_Required task:_ Copy every line in which the string "document" occurs.

begin

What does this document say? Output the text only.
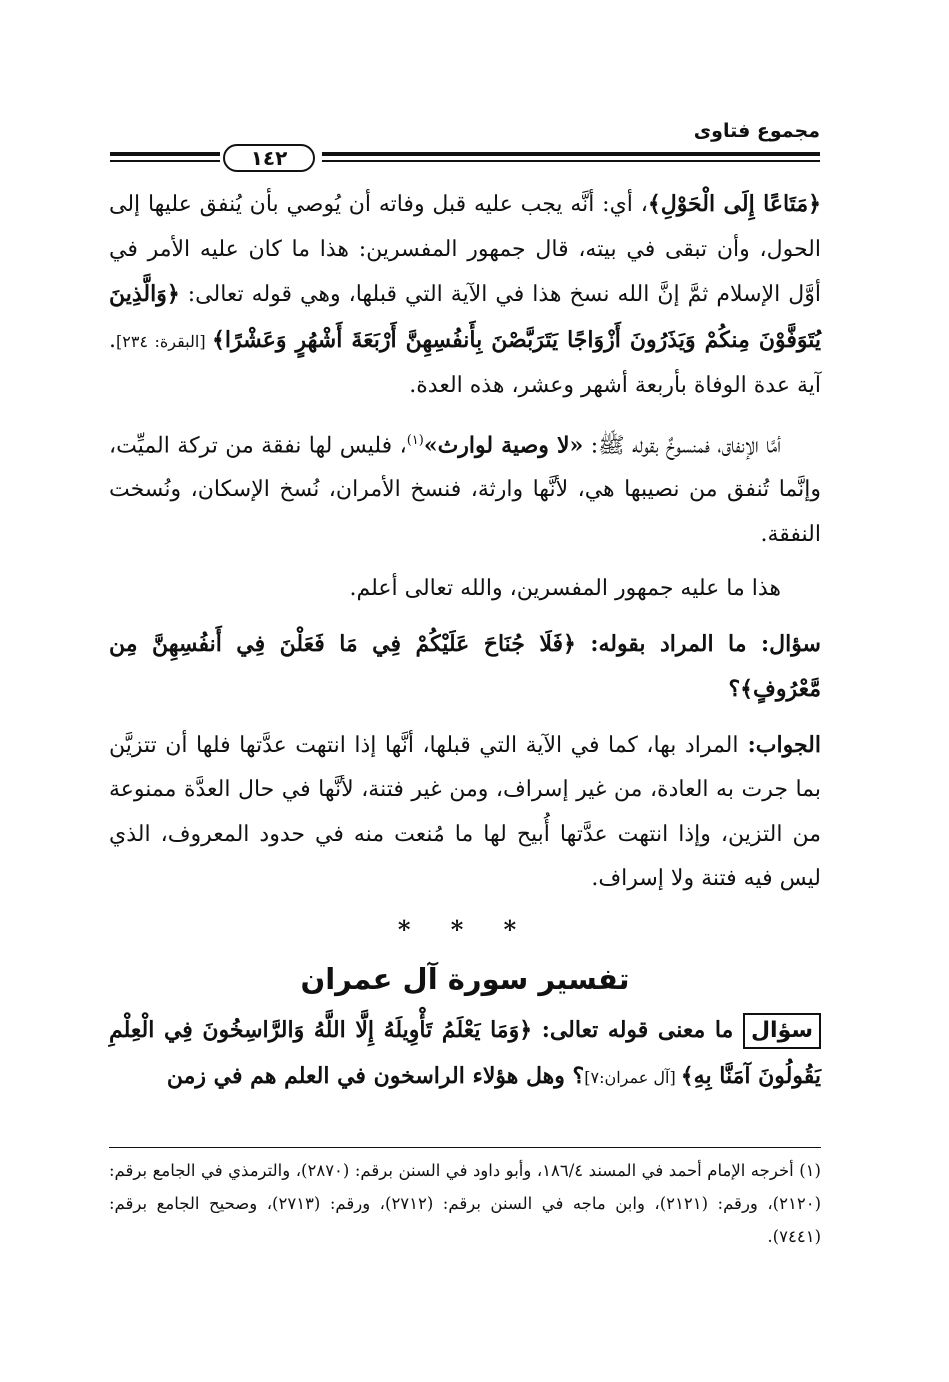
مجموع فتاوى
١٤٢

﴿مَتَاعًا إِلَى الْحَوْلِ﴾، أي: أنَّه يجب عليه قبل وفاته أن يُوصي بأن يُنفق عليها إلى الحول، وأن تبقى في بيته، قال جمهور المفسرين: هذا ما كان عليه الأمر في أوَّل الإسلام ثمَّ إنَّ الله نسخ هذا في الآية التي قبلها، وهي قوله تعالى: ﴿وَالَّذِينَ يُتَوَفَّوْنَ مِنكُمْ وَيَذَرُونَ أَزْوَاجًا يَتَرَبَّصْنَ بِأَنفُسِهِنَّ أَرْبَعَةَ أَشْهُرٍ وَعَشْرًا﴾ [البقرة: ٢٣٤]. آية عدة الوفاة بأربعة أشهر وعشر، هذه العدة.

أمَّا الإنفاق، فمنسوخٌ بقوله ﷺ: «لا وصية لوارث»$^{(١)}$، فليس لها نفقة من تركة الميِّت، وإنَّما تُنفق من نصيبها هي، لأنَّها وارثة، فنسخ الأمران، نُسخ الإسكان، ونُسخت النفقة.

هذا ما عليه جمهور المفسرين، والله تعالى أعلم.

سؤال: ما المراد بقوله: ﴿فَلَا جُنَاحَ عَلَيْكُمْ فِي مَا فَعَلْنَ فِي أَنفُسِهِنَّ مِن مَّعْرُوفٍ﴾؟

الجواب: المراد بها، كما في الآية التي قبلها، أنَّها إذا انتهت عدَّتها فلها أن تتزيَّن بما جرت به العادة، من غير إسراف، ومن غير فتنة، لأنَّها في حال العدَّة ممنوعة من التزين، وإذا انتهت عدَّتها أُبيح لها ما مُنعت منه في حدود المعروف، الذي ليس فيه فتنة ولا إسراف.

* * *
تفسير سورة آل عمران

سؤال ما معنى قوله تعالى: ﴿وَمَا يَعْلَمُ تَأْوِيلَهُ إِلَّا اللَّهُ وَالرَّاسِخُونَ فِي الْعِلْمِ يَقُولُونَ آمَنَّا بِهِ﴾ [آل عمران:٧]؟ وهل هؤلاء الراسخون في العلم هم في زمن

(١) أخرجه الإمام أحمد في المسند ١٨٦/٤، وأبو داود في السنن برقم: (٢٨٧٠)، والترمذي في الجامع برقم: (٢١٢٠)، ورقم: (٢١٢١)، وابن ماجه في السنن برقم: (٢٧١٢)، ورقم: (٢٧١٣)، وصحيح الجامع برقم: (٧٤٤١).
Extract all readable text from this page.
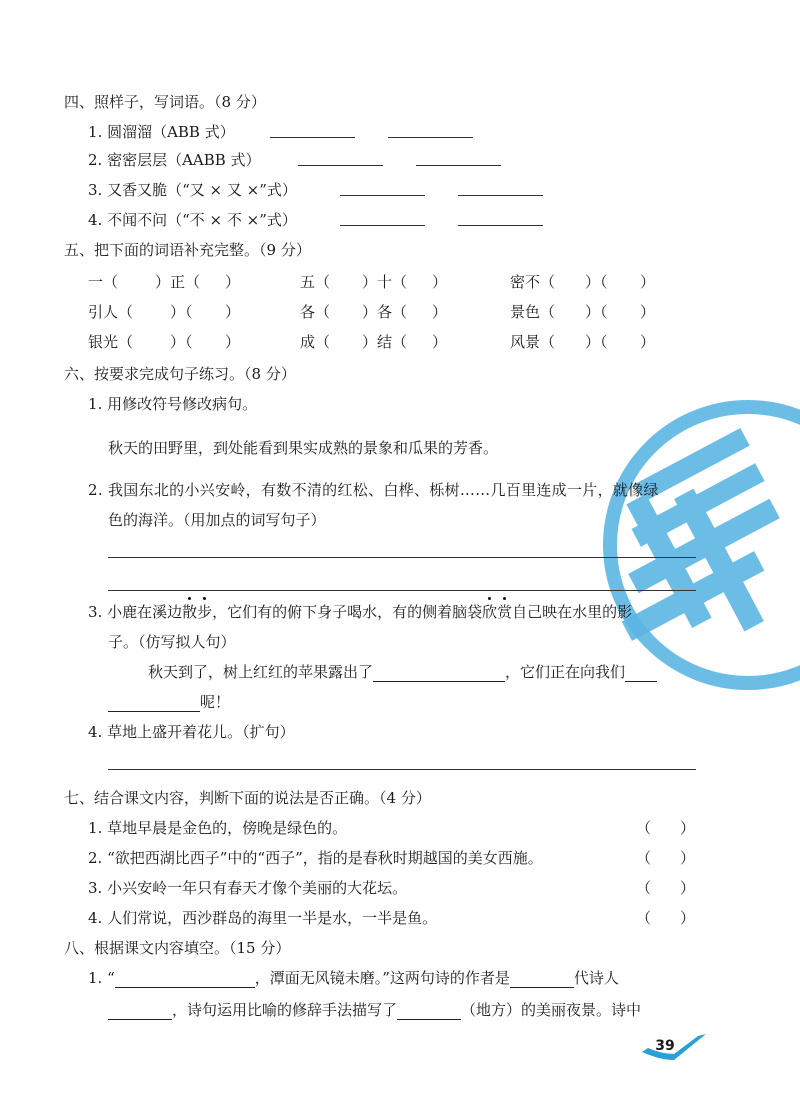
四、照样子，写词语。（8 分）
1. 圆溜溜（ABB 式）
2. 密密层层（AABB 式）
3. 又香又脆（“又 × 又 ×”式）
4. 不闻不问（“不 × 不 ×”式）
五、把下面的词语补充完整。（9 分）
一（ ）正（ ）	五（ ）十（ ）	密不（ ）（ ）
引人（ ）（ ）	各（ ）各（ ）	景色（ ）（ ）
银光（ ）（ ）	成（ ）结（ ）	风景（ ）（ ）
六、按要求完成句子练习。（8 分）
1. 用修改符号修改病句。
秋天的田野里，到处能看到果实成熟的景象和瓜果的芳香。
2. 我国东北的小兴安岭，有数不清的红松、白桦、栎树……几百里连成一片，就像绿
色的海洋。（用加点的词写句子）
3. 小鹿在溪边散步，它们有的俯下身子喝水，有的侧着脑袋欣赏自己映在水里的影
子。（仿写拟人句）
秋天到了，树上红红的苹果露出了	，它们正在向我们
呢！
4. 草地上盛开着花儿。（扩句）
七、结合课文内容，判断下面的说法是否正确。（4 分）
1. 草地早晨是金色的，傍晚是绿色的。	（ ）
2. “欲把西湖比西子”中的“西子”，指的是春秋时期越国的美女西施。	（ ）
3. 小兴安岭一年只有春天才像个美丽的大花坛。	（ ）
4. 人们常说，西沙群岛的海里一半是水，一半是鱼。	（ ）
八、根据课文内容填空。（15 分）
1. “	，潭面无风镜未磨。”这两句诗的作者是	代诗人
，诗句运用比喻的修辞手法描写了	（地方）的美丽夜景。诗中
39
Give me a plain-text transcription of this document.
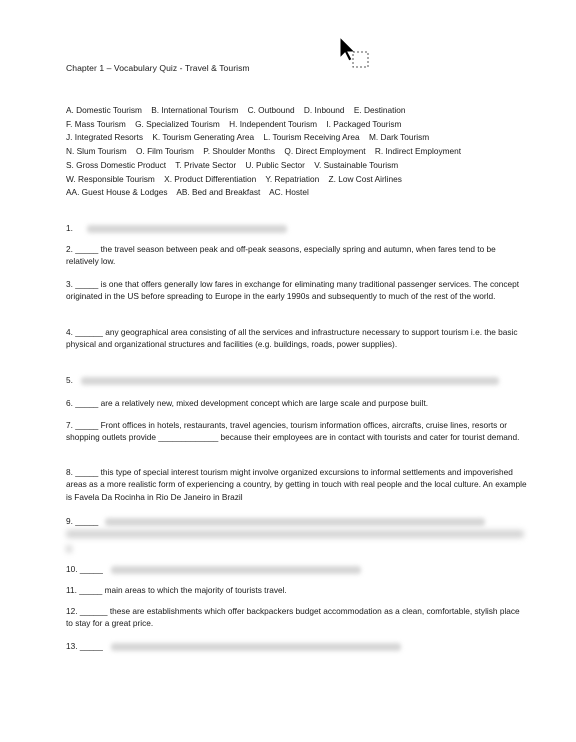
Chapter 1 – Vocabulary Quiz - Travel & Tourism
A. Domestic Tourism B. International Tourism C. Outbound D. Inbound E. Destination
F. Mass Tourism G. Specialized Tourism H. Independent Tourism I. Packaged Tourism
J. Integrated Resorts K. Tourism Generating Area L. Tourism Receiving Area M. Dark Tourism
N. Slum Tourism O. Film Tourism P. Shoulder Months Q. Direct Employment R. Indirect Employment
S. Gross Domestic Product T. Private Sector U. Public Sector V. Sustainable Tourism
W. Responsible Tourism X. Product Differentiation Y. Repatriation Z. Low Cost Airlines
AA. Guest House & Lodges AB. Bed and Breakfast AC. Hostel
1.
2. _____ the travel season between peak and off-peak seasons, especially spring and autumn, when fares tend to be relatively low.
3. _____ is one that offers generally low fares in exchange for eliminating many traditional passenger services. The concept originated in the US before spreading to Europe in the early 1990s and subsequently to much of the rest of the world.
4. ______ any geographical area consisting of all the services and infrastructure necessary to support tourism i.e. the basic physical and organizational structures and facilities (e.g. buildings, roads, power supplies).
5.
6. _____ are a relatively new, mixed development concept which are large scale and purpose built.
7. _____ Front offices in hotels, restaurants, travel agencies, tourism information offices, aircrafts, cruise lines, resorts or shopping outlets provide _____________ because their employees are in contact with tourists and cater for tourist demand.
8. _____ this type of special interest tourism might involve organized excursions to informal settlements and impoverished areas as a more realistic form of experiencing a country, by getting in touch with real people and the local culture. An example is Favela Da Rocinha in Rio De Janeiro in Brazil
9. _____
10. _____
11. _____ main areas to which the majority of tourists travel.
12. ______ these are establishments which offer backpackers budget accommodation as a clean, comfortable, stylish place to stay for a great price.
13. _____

end

_Exercise result:_
What does this document say? Output the text only.
Give me a plain-text transcription of this document.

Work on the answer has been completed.